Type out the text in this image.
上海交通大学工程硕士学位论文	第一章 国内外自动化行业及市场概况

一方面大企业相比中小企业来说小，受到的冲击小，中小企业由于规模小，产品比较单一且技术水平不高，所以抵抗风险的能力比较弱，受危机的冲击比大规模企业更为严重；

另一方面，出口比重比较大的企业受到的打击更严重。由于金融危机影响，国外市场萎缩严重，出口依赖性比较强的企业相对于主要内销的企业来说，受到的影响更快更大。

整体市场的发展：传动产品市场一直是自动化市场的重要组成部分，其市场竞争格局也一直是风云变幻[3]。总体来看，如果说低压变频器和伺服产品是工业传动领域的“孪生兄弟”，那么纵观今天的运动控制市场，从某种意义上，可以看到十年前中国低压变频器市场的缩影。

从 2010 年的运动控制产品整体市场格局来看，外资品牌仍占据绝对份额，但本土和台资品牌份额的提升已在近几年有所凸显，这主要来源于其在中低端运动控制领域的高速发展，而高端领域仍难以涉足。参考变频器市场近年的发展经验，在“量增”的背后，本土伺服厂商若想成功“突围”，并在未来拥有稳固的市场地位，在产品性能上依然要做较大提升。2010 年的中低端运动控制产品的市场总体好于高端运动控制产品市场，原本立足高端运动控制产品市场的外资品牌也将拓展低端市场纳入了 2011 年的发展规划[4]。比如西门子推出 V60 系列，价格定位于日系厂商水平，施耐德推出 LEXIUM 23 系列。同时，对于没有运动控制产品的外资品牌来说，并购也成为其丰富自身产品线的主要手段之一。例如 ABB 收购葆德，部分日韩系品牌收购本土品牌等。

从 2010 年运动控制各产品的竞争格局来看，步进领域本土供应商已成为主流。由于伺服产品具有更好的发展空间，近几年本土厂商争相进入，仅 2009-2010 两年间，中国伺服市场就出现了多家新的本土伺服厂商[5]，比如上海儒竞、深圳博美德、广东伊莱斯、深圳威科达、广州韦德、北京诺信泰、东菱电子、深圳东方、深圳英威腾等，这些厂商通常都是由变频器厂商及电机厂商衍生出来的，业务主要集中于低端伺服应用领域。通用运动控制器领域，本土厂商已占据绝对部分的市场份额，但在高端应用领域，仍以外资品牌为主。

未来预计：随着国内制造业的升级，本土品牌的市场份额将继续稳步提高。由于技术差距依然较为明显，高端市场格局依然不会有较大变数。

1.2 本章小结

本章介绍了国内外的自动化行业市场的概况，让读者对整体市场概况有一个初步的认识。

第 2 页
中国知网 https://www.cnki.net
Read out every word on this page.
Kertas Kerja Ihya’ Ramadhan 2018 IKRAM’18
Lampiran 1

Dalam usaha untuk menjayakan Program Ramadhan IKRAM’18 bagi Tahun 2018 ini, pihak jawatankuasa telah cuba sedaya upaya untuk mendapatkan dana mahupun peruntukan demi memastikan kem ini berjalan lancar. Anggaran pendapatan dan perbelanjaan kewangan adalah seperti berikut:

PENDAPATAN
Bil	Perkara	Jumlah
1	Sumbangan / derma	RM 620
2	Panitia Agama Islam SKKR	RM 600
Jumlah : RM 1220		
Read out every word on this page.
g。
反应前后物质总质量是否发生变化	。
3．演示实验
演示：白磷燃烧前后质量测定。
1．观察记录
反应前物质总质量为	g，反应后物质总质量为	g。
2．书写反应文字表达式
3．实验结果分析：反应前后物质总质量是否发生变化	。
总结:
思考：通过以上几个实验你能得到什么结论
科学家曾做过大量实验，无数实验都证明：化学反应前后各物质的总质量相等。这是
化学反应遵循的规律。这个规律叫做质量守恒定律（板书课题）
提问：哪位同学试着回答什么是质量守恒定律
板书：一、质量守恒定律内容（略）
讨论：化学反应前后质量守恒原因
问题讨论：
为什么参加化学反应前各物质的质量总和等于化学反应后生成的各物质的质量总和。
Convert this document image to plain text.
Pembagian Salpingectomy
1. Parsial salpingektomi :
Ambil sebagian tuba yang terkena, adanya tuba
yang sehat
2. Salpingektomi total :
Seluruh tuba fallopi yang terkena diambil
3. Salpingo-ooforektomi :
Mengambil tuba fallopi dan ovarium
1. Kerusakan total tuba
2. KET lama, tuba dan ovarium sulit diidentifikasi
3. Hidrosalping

# [Instructions for the task]
Return the full listing, character for character.

# [Exercise solution]
Type out the text in this image.
上海交通大学工程硕士学位论文	第一章 国内外自动化行业及市场概况

一方面大企业相比中小企业来说小，受到的冲击小，中小企业由于规模小，产品比较单一且技术水平不高，所以抵抗风险的能力比较弱，受危机的冲击比大规模企业更为严重；

另一方面，出口比重比较大的企业受到的打击更严重。由于金融危机影响，国外市场萎缩严重，出口依赖性比较强的企业相对于主要内销的企业来说，受到的影响更快更大。

整体市场的发展：传动产品市场一直是自动化市场的重要组成部分，其市场竞争格局也一直是风云变幻[3]。总体来看，如果说低压变频器和伺服产品是工业传动领域的“孪生兄弟”，那么纵观今天的运动控制市场，从某种意义上，可以看到十年前中国低压变频器市场的缩影。

从 2010 年的运动控制产品整体市场格局来看，外资品牌仍占据绝对份额，但本土和台资品牌份额的提升已在近几年有所凸显，这主要来源于其在中低端运动控制领域的高速发展，而高端领域仍难以涉足。参考变频器市场近年的发展经验，在“量增”的背后，本土伺服厂商若想成功“突围”，并在未来拥有稳固的市场地位，在产品性能上依然要做较大提升。2010 年的中低端运动控制产品的市场总体好于高端运动控制产品市场，原本立足高端运动控制产品市场的外资品牌也将拓展低端市场纳入了 2011 年的发展规划[4]。比如西门子推出 V60 系列，价格定位于日系厂商水平，施耐德推出 LEXIUM 23 系列。同时，对于没有运动控制产品的外资品牌来说，并购也成为其丰富自身产品线的主要手段之一。例如 ABB 收购葆德，部分日韩系品牌收购本土品牌等。

从 2010 年运动控制各产品的竞争格局来看，步进领域本土供应商已成为主流。由于伺服产品具有更好的发展空间，近几年本土厂商争相进入，仅 2009-2010 两年间，中国伺服市场就出现了多家新的本土伺服厂商[5]，比如上海儒竞、深圳博美德、广东伊莱斯、深圳威科达、广州韦德、北京诺信泰、东菱电子、深圳东方、深圳英威腾等，这些厂商通常都是由变频器厂商及电机厂商衍生出来的，业务主要集中于低端伺服应用领域。通用运动控制器领域，本土厂商已占据绝对部分的市场份额，但在高端应用领域，仍以外资品牌为主。

未来预计：随着国内制造业的升级，本土品牌的市场份额将继续稳步提高。由于技术差距依然较为明显，高端市场格局依然不会有较大变数。

1.2 本章小结

本章介绍了国内外的自动化行业市场的概况，让读者对整体市场概况有一个初步的认识。

第 2 页
中国知网 https://www.cnki.net
Read out every word on this page.
Kertas Kerja Ihya’ Ramadhan 2018 IKRAM’18
Lampiran 1

Dalam usaha untuk menjayakan Program Ramadhan IKRAM’18 bagi Tahun 2018 ini, pihak jawatankuasa telah cuba sedaya upaya untuk mendapatkan dana mahupun peruntukan demi memastikan kem ini berjalan lancar. Anggaran pendapatan dan perbelanjaan kewangan adalah seperti berikut:

PENDAPATAN
Bil	Perkara	Jumlah
1	Sumbangan / derma	RM 620
2	Panitia Agama Islam SKKR	RM 600
Jumlah : RM 1220		
Read out every word on this page.
g。
反应前后物质总质量是否发生变化	。
3．演示实验
演示：白磷燃烧前后质量测定。
1．观察记录
反应前物质总质量为	g，反应后物质总质量为	g。
2．书写反应文字表达式
3．实验结果分析：反应前后物质总质量是否发生变化	。
总结:
思考：通过以上几个实验你能得到什么结论
科学家曾做过大量实验，无数实验都证明：化学反应前后各物质的总质量相等。这是
化学反应遵循的规律。这个规律叫做质量守恒定律（板书课题）
提问：哪位同学试着回答什么是质量守恒定律
板书：一、质量守恒定律内容（略）
讨论：化学反应前后质量守恒原因
问题讨论：
为什么参加化学反应前各物质的质量总和等于化学反应后生成的各物质的质量总和。
Convert this document image to plain text.
Pembagian Salpingectomy
1. Parsial salpingektomi :
Ambil sebagian tuba yang terkena, adanya tuba
yang sehat
2. Salpingektomi total :
Seluruh tuba fallopi yang terkena diambil
3. Salpingo-ooforektomi :
Mengambil tuba fallopi dan ovarium
1. Kerusakan total tuba
2. KET lama, tuba dan ovarium sulit diidentifikasi
3. Hidrosalping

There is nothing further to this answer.